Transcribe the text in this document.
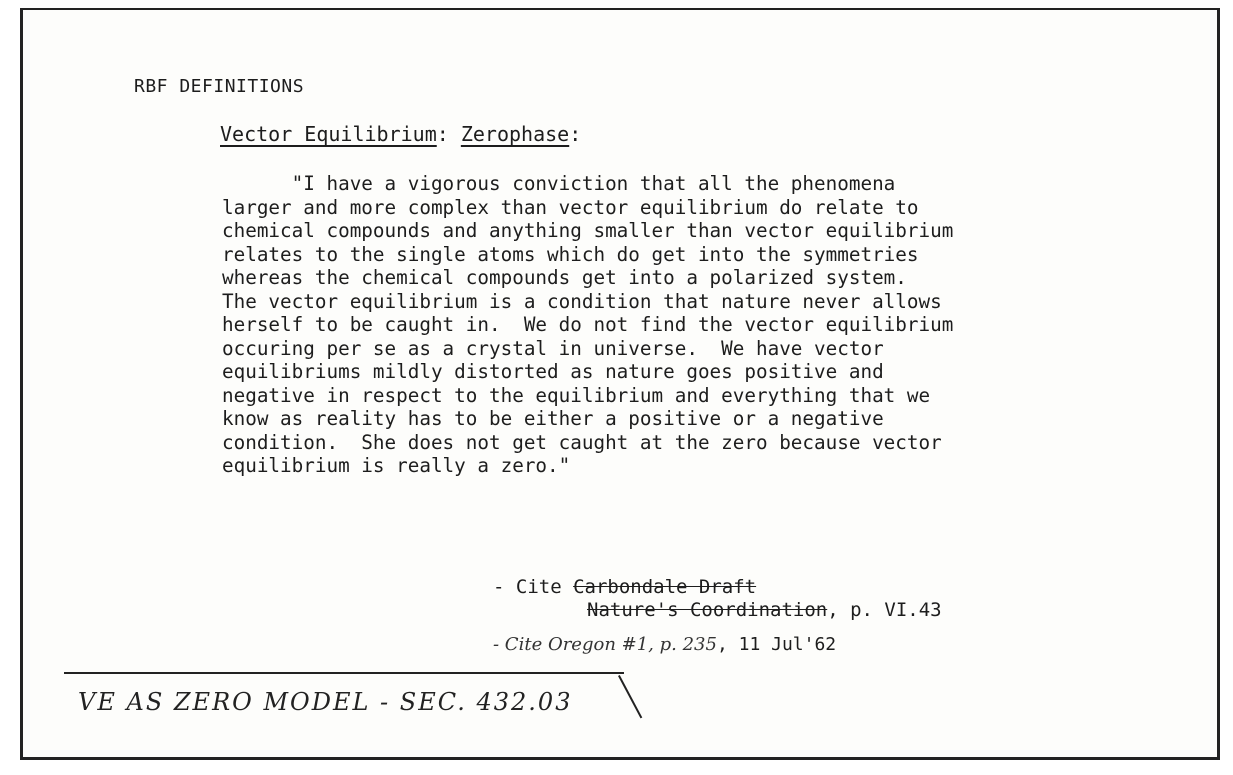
RBF DEFINITIONS
Vector Equilibrium: Zerophase:
"I have a vigorous conviction that all the phenomena
larger and more complex than vector equilibrium do relate to
chemical compounds and anything smaller than vector equilibrium
relates to the single atoms which do get into the symmetries
whereas the chemical compounds get into a polarized system.
The vector equilibrium is a condition that nature never allows
herself to be caught in.  We do not find the vector equilibrium
occuring per se as a crystal in universe.  We have vector
equilibriums mildly distorted as nature goes positive and
negative in respect to the equilibrium and everything that we
know as reality has to be either a positive or a negative
condition.  She does not get caught at the zero because vector
equilibrium is really a zero."
- Cite Carbondale Draft
Nature's Coordination, p. VI.43
- Cite Oregon #1, p. 235, 11 Jul'62
VE AS ZERO MODEL - SEC. 432.03
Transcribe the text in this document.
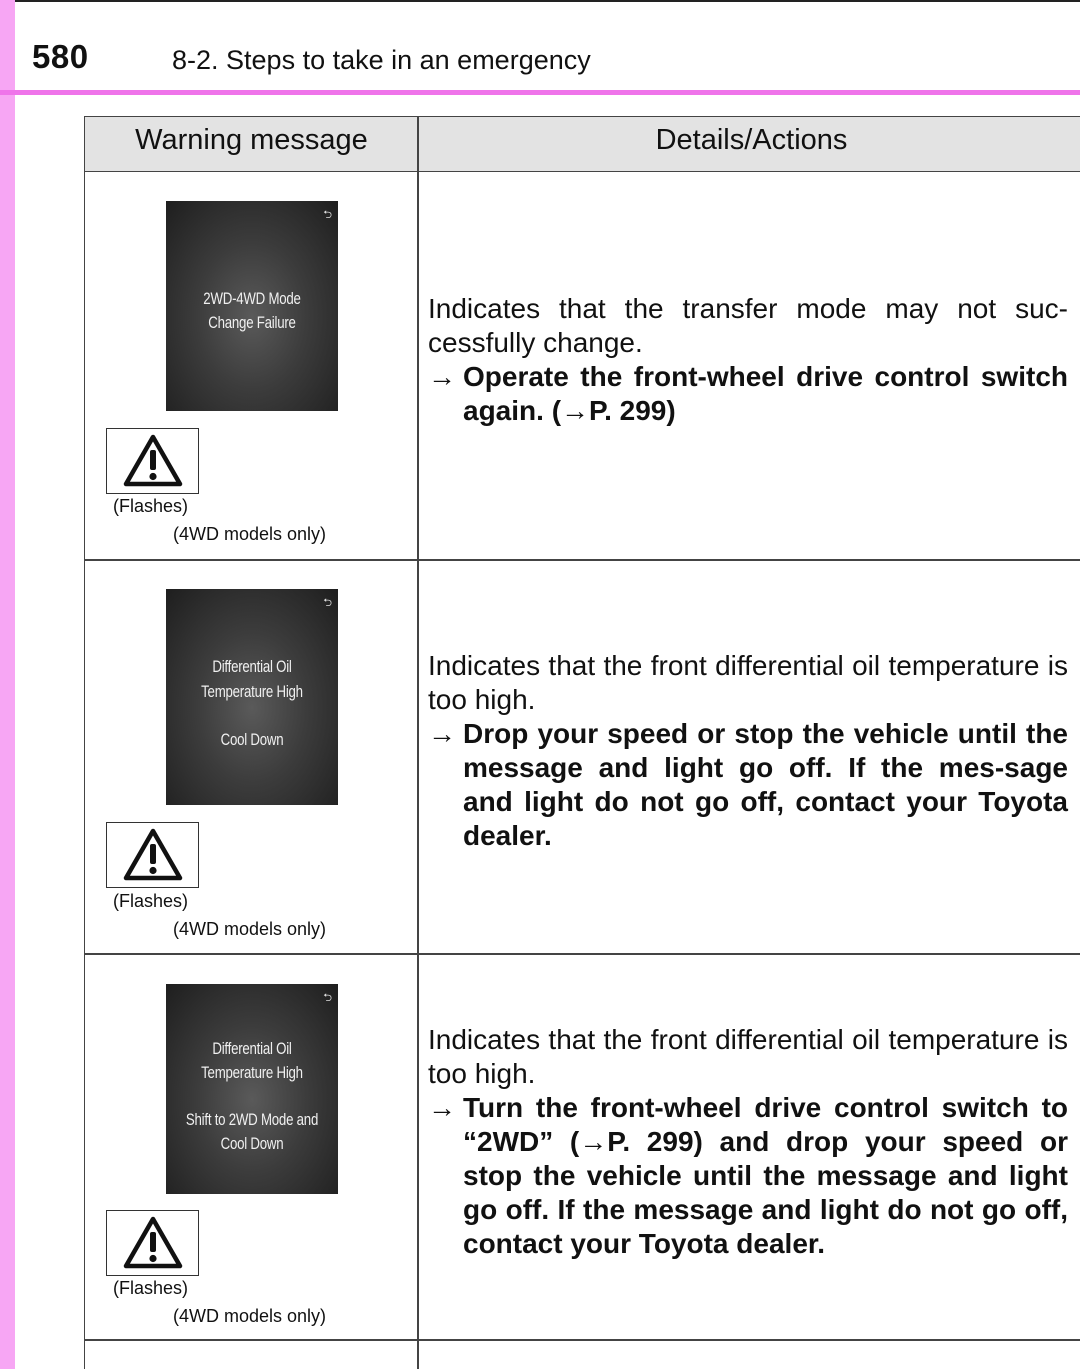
580	8-2. Steps to take in an emergency
Warning message	Details/Actions
⮌
2WD-4WD Mode
Change Failure
(Flashes)
(4WD models only)
Indicates that the transfer mode may not suc-cessfully change.
→ Operate the front-wheel drive control switch again. (→P. 299)
⮌
Differential Oil
Temperature High
Cool Down
(Flashes)
(4WD models only)
Indicates that the front differential oil temperature is too high.
→ Drop your speed or stop the vehicle until the message and light go off. If the mes-sage and light do not go off, contact your Toyota dealer.
⮌
Differential Oil
Temperature High
Shift to 2WD Mode and
Cool Down
(Flashes)
(4WD models only)
Indicates that the front differential oil temperature is too high.
→ Turn the front-wheel drive control switch to “2WD” (→P. 299) and drop your speed or stop the vehicle until the message and light go off. If the message and light do not go off, contact your Toyota dealer.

++++++++

▸ **Given exercise**
Would you return the data exactly as written, without the pictures?

▸ **Solution to this task**
Transcribe the text in this document.
RBF DEFINITIONS
Vector Equilibrium: Zerophase:
"I have a vigorous conviction that all the phenomena
larger and more complex than vector equilibrium do relate to
chemical compounds and anything smaller than vector equilibrium
relates to the single atoms which do get into the symmetries
whereas the chemical compounds get into a polarized system.
The vector equilibrium is a condition that nature never allows
herself to be caught in.  We do not find the vector equilibrium
occuring per se as a crystal in universe.  We have vector
equilibriums mildly distorted as nature goes positive and
negative in respect to the equilibrium and everything that we
know as reality has to be either a positive or a negative
condition.  She does not get caught at the zero because vector
equilibrium is really a zero."
- Cite Carbondale Draft
Nature's Coordination, p. VI.43
- Cite Oregon #1, p. 235, 11 Jul'62
VE AS ZERO MODEL - SEC. 432.03
Transcribe the text in this document.
580	8-2. Steps to take in an emergency
Warning message	Details/Actions
⮌
2WD-4WD Mode
Change Failure
(Flashes)
(4WD models only)
Indicates that the transfer mode may not suc-cessfully change.
→ Operate the front-wheel drive control switch again. (→P. 299)
⮌
Differential Oil
Temperature High
Cool Down
(Flashes)
(4WD models only)
Indicates that the front differential oil temperature is too high.
→ Drop your speed or stop the vehicle until the message and light go off. If the mes-sage and light do not go off, contact your Toyota dealer.
⮌
Differential Oil
Temperature High
Shift to 2WD Mode and
Cool Down
(Flashes)
(4WD models only)
Indicates that the front differential oil temperature is too high.
→ Turn the front-wheel drive control switch to “2WD” (→P. 299) and drop your speed or stop the vehicle until the message and light go off. If the message and light do not go off, contact your Toyota dealer.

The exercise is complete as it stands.